-- START --
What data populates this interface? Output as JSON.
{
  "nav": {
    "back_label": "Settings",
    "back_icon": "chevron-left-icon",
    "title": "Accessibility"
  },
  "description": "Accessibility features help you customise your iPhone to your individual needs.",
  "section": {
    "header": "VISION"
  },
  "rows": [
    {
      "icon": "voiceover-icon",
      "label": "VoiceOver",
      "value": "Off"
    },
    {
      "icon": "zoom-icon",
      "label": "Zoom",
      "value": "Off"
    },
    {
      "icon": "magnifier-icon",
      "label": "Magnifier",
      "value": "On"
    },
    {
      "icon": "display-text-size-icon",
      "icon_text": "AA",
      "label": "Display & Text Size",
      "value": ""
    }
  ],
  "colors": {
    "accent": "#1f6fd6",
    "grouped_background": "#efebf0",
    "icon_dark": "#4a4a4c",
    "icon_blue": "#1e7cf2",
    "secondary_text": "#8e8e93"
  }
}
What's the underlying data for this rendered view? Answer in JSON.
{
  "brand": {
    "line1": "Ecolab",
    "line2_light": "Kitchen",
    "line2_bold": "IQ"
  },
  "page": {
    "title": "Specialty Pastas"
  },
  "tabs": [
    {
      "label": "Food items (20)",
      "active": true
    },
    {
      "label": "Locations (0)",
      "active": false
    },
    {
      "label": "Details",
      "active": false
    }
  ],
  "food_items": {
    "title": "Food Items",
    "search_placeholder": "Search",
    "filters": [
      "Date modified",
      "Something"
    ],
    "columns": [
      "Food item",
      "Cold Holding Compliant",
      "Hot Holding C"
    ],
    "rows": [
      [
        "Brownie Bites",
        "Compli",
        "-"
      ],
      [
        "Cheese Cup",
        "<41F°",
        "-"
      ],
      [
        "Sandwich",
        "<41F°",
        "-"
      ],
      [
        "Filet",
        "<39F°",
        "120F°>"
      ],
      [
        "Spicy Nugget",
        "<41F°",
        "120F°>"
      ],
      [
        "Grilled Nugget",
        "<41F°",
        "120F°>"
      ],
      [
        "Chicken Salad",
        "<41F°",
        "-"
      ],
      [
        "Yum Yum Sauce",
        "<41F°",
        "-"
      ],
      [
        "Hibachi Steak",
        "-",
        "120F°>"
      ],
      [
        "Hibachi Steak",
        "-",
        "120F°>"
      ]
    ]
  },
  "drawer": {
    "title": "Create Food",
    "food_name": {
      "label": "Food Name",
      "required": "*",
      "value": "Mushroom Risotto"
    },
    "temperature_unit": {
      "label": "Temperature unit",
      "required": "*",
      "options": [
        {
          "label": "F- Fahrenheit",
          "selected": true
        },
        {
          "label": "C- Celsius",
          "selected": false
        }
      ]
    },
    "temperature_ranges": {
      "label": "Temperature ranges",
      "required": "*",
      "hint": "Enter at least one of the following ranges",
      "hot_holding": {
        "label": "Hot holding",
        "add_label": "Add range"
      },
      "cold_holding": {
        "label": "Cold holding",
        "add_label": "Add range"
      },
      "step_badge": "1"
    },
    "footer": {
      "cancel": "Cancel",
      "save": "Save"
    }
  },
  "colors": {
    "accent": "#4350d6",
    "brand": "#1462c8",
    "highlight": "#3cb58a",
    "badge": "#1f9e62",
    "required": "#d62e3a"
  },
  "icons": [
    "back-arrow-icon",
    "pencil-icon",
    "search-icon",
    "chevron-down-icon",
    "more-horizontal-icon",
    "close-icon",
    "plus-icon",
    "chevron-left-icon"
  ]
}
-- END --
JOB
Write the material out exactly, with nothing left out.

THE ANSWER
What data populates this interface? Output as JSON.
{
  "nav": {
    "back_label": "Settings",
    "back_icon": "chevron-left-icon",
    "title": "Accessibility"
  },
  "description": "Accessibility features help you customise your iPhone to your individual needs.",
  "section": {
    "header": "VISION"
  },
  "rows": [
    {
      "icon": "voiceover-icon",
      "label": "VoiceOver",
      "value": "Off"
    },
    {
      "icon": "zoom-icon",
      "label": "Zoom",
      "value": "Off"
    },
    {
      "icon": "magnifier-icon",
      "label": "Magnifier",
      "value": "On"
    },
    {
      "icon": "display-text-size-icon",
      "icon_text": "AA",
      "label": "Display & Text Size",
      "value": ""
    }
  ],
  "colors": {
    "accent": "#1f6fd6",
    "grouped_background": "#efebf0",
    "icon_dark": "#4a4a4c",
    "icon_blue": "#1e7cf2",
    "secondary_text": "#8e8e93"
  }
}
What's the underlying data for this rendered view? Answer in JSON.
{
  "brand": {
    "line1": "Ecolab",
    "line2_light": "Kitchen",
    "line2_bold": "IQ"
  },
  "page": {
    "title": "Specialty Pastas"
  },
  "tabs": [
    {
      "label": "Food items (20)",
      "active": true
    },
    {
      "label": "Locations (0)",
      "active": false
    },
    {
      "label": "Details",
      "active": false
    }
  ],
  "food_items": {
    "title": "Food Items",
    "search_placeholder": "Search",
    "filters": [
      "Date modified",
      "Something"
    ],
    "columns": [
      "Food item",
      "Cold Holding Compliant",
      "Hot Holding C"
    ],
    "rows": [
      [
        "Brownie Bites",
        "Compli",
        "-"
      ],
      [
        "Cheese Cup",
        "<41F°",
        "-"
      ],
      [
        "Sandwich",
        "<41F°",
        "-"
      ],
      [
        "Filet",
        "<39F°",
        "120F°>"
      ],
      [
        "Spicy Nugget",
        "<41F°",
        "120F°>"
      ],
      [
        "Grilled Nugget",
        "<41F°",
        "120F°>"
      ],
      [
        "Chicken Salad",
        "<41F°",
        "-"
      ],
      [
        "Yum Yum Sauce",
        "<41F°",
        "-"
      ],
      [
        "Hibachi Steak",
        "-",
        "120F°>"
      ],
      [
        "Hibachi Steak",
        "-",
        "120F°>"
      ]
    ]
  },
  "drawer": {
    "title": "Create Food",
    "food_name": {
      "label": "Food Name",
      "required": "*",
      "value": "Mushroom Risotto"
    },
    "temperature_unit": {
      "label": "Temperature unit",
      "required": "*",
      "options": [
        {
          "label": "F- Fahrenheit",
          "selected": true
        },
        {
          "label": "C- Celsius",
          "selected": false
        }
      ]
    },
    "temperature_ranges": {
      "label": "Temperature ranges",
      "required": "*",
      "hint": "Enter at least one of the following ranges",
      "hot_holding": {
        "label": "Hot holding",
        "add_label": "Add range"
      },
      "cold_holding": {
        "label": "Cold holding",
        "add_label": "Add range"
      },
      "step_badge": "1"
    },
    "footer": {
      "cancel": "Cancel",
      "save": "Save"
    }
  },
  "colors": {
    "accent": "#4350d6",
    "brand": "#1462c8",
    "highlight": "#3cb58a",
    "badge": "#1f9e62",
    "required": "#d62e3a"
  },
  "icons": [
    "back-arrow-icon",
    "pencil-icon",
    "search-icon",
    "chevron-down-icon",
    "more-horizontal-icon",
    "close-icon",
    "plus-icon",
    "chevron-left-icon"
  ]
}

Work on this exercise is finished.